Directive - Write out the data again in full, exactly as it reads.

— Start Provided information —

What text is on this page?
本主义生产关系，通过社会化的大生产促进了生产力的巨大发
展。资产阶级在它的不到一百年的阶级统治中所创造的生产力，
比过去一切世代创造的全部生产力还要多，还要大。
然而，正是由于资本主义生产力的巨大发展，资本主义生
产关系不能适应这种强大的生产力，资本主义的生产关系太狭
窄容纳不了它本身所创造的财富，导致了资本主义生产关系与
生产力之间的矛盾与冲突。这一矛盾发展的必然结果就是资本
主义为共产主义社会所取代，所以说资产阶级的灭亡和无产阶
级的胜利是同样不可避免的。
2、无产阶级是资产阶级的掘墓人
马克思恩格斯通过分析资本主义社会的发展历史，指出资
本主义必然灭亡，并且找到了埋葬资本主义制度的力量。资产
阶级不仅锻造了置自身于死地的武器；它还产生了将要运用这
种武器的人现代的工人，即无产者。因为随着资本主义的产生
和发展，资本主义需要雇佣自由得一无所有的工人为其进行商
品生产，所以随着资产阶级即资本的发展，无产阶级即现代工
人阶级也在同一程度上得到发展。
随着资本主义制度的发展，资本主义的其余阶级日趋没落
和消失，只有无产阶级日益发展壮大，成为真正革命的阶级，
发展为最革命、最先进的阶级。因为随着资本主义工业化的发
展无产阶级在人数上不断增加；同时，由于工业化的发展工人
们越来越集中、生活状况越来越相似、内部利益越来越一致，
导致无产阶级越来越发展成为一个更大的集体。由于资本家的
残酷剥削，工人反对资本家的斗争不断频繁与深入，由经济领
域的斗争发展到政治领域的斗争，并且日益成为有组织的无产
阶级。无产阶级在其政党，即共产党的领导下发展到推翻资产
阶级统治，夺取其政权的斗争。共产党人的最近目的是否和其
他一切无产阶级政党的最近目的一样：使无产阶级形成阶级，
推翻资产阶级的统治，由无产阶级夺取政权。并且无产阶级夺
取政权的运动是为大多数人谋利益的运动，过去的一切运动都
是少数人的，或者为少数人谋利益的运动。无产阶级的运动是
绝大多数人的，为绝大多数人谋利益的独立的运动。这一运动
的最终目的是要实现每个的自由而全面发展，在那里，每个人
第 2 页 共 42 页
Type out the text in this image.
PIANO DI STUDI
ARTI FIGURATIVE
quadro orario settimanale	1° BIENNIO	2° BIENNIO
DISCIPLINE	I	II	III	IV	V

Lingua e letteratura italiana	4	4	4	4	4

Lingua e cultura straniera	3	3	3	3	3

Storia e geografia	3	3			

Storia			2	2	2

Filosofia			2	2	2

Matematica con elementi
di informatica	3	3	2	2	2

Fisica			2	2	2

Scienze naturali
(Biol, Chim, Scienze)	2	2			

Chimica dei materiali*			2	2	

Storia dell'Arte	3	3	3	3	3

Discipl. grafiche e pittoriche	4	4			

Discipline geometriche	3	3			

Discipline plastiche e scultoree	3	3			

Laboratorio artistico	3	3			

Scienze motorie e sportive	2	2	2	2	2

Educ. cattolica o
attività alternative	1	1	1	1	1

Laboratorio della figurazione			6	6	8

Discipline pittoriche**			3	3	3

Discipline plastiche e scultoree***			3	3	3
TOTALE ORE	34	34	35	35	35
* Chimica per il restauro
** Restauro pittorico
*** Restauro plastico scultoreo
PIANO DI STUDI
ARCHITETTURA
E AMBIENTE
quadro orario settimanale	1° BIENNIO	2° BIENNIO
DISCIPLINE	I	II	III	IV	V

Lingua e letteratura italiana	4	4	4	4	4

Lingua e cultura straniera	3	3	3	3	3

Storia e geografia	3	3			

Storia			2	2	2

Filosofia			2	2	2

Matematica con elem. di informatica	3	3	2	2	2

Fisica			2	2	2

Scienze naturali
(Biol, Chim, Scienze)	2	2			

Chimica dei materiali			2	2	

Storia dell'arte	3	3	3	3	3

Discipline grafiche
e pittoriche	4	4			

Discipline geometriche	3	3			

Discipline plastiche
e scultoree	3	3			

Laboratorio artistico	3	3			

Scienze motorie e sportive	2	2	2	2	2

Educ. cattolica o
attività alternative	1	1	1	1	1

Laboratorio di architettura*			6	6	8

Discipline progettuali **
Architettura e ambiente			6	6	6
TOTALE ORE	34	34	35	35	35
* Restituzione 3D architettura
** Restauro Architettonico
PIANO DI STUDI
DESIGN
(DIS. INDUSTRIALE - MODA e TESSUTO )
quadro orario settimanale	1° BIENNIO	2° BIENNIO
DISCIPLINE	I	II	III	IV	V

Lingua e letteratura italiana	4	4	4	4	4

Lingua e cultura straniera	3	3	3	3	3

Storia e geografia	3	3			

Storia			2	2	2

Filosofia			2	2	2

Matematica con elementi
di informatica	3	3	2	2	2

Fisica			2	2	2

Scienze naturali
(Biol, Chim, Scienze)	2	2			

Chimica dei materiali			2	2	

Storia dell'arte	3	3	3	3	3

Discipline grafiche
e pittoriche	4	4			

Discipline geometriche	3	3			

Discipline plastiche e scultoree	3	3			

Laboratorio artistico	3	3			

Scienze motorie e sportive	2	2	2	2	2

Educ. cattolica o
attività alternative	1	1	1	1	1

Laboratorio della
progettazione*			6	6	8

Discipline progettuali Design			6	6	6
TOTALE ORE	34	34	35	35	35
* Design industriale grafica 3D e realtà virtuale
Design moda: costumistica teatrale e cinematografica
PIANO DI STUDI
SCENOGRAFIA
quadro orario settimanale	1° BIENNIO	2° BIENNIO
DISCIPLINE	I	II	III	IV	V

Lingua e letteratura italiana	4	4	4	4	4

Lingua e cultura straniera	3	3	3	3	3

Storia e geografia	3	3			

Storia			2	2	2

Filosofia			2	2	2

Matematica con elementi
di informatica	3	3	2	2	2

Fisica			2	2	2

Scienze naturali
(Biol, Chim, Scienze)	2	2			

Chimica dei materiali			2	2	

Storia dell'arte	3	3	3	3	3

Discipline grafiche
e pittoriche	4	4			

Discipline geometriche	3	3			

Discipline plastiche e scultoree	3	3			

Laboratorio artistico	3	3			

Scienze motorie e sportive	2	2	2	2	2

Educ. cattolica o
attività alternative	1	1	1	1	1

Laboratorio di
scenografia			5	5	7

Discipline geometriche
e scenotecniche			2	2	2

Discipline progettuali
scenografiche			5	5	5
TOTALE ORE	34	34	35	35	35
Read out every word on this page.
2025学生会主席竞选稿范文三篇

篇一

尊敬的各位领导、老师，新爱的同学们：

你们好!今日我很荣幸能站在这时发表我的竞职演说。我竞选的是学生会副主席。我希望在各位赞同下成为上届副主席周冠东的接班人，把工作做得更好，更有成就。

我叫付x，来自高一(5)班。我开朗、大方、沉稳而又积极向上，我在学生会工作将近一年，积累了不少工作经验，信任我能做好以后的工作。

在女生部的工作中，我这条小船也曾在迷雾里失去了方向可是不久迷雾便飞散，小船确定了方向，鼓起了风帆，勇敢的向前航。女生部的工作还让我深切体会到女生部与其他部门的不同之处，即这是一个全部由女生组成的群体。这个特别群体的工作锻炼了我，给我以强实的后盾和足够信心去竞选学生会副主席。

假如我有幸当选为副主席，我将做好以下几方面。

— End Provided information —

Correct output -
What text is on this page?
本主义生产关系，通过社会化的大生产促进了生产力的巨大发
展。资产阶级在它的不到一百年的阶级统治中所创造的生产力，
比过去一切世代创造的全部生产力还要多，还要大。
然而，正是由于资本主义生产力的巨大发展，资本主义生
产关系不能适应这种强大的生产力，资本主义的生产关系太狭
窄容纳不了它本身所创造的财富，导致了资本主义生产关系与
生产力之间的矛盾与冲突。这一矛盾发展的必然结果就是资本
主义为共产主义社会所取代，所以说资产阶级的灭亡和无产阶
级的胜利是同样不可避免的。
2、无产阶级是资产阶级的掘墓人
马克思恩格斯通过分析资本主义社会的发展历史，指出资
本主义必然灭亡，并且找到了埋葬资本主义制度的力量。资产
阶级不仅锻造了置自身于死地的武器；它还产生了将要运用这
种武器的人现代的工人，即无产者。因为随着资本主义的产生
和发展，资本主义需要雇佣自由得一无所有的工人为其进行商
品生产，所以随着资产阶级即资本的发展，无产阶级即现代工
人阶级也在同一程度上得到发展。
随着资本主义制度的发展，资本主义的其余阶级日趋没落
和消失，只有无产阶级日益发展壮大，成为真正革命的阶级，
发展为最革命、最先进的阶级。因为随着资本主义工业化的发
展无产阶级在人数上不断增加；同时，由于工业化的发展工人
们越来越集中、生活状况越来越相似、内部利益越来越一致，
导致无产阶级越来越发展成为一个更大的集体。由于资本家的
残酷剥削，工人反对资本家的斗争不断频繁与深入，由经济领
域的斗争发展到政治领域的斗争，并且日益成为有组织的无产
阶级。无产阶级在其政党，即共产党的领导下发展到推翻资产
阶级统治，夺取其政权的斗争。共产党人的最近目的是否和其
他一切无产阶级政党的最近目的一样：使无产阶级形成阶级，
推翻资产阶级的统治，由无产阶级夺取政权。并且无产阶级夺
取政权的运动是为大多数人谋利益的运动，过去的一切运动都
是少数人的，或者为少数人谋利益的运动。无产阶级的运动是
绝大多数人的，为绝大多数人谋利益的独立的运动。这一运动
的最终目的是要实现每个的自由而全面发展，在那里，每个人
第 2 页 共 42 页
Type out the text in this image.
PIANO DI STUDI
ARTI FIGURATIVE
quadro orario settimanale	1° BIENNIO	2° BIENNIO
DISCIPLINE	I	II	III	IV	V

Lingua e letteratura italiana	4	4	4	4	4

Lingua e cultura straniera	3	3	3	3	3

Storia e geografia	3	3			

Storia			2	2	2

Filosofia			2	2	2

Matematica con elementi
di informatica	3	3	2	2	2

Fisica			2	2	2

Scienze naturali
(Biol, Chim, Scienze)	2	2			

Chimica dei materiali*			2	2	

Storia dell'Arte	3	3	3	3	3

Discipl. grafiche e pittoriche	4	4			

Discipline geometriche	3	3			

Discipline plastiche e scultoree	3	3			

Laboratorio artistico	3	3			

Scienze motorie e sportive	2	2	2	2	2

Educ. cattolica o
attività alternative	1	1	1	1	1

Laboratorio della figurazione			6	6	8

Discipline pittoriche**			3	3	3

Discipline plastiche e scultoree***			3	3	3
TOTALE ORE	34	34	35	35	35
* Chimica per il restauro
** Restauro pittorico
*** Restauro plastico scultoreo
PIANO DI STUDI
ARCHITETTURA
E AMBIENTE
quadro orario settimanale	1° BIENNIO	2° BIENNIO
DISCIPLINE	I	II	III	IV	V

Lingua e letteratura italiana	4	4	4	4	4

Lingua e cultura straniera	3	3	3	3	3

Storia e geografia	3	3			

Storia			2	2	2

Filosofia			2	2	2

Matematica con elem. di informatica	3	3	2	2	2

Fisica			2	2	2

Scienze naturali
(Biol, Chim, Scienze)	2	2			

Chimica dei materiali			2	2	

Storia dell'arte	3	3	3	3	3

Discipline grafiche
e pittoriche	4	4			

Discipline geometriche	3	3			

Discipline plastiche
e scultoree	3	3			

Laboratorio artistico	3	3			

Scienze motorie e sportive	2	2	2	2	2

Educ. cattolica o
attività alternative	1	1	1	1	1

Laboratorio di architettura*			6	6	8

Discipline progettuali **
Architettura e ambiente			6	6	6
TOTALE ORE	34	34	35	35	35
* Restituzione 3D architettura
** Restauro Architettonico
PIANO DI STUDI
DESIGN
(DIS. INDUSTRIALE - MODA e TESSUTO )
quadro orario settimanale	1° BIENNIO	2° BIENNIO
DISCIPLINE	I	II	III	IV	V

Lingua e letteratura italiana	4	4	4	4	4

Lingua e cultura straniera	3	3	3	3	3

Storia e geografia	3	3			

Storia			2	2	2

Filosofia			2	2	2

Matematica con elementi
di informatica	3	3	2	2	2

Fisica			2	2	2

Scienze naturali
(Biol, Chim, Scienze)	2	2			

Chimica dei materiali			2	2	

Storia dell'arte	3	3	3	3	3

Discipline grafiche
e pittoriche	4	4			

Discipline geometriche	3	3			

Discipline plastiche e scultoree	3	3			

Laboratorio artistico	3	3			

Scienze motorie e sportive	2	2	2	2	2

Educ. cattolica o
attività alternative	1	1	1	1	1

Laboratorio della
progettazione*			6	6	8

Discipline progettuali Design			6	6	6
TOTALE ORE	34	34	35	35	35
* Design industriale grafica 3D e realtà virtuale
Design moda: costumistica teatrale e cinematografica
PIANO DI STUDI
SCENOGRAFIA
quadro orario settimanale	1° BIENNIO	2° BIENNIO
DISCIPLINE	I	II	III	IV	V

Lingua e letteratura italiana	4	4	4	4	4

Lingua e cultura straniera	3	3	3	3	3

Storia e geografia	3	3			

Storia			2	2	2

Filosofia			2	2	2

Matematica con elementi
di informatica	3	3	2	2	2

Fisica			2	2	2

Scienze naturali
(Biol, Chim, Scienze)	2	2			

Chimica dei materiali			2	2	

Storia dell'arte	3	3	3	3	3

Discipline grafiche
e pittoriche	4	4			

Discipline geometriche	3	3			

Discipline plastiche e scultoree	3	3			

Laboratorio artistico	3	3			

Scienze motorie e sportive	2	2	2	2	2

Educ. cattolica o
attività alternative	1	1	1	1	1

Laboratorio di
scenografia			5	5	7

Discipline geometriche
e scenotecniche			2	2	2

Discipline progettuali
scenografiche			5	5	5
TOTALE ORE	34	34	35	35	35
Read out every word on this page.
2025学生会主席竞选稿范文三篇

篇一

尊敬的各位领导、老师，新爱的同学们：

你们好!今日我很荣幸能站在这时发表我的竞职演说。我竞选的是学生会副主席。我希望在各位赞同下成为上届副主席周冠东的接班人，把工作做得更好，更有成就。

我叫付x，来自高一(5)班。我开朗、大方、沉稳而又积极向上，我在学生会工作将近一年，积累了不少工作经验，信任我能做好以后的工作。

在女生部的工作中，我这条小船也曾在迷雾里失去了方向可是不久迷雾便飞散，小船确定了方向，鼓起了风帆，勇敢的向前航。女生部的工作还让我深切体会到女生部与其他部门的不同之处，即这是一个全部由女生组成的群体。这个特别群体的工作锻炼了我，给我以强实的后盾和足够信心去竞选学生会副主席。

假如我有幸当选为副主席，我将做好以下几方面。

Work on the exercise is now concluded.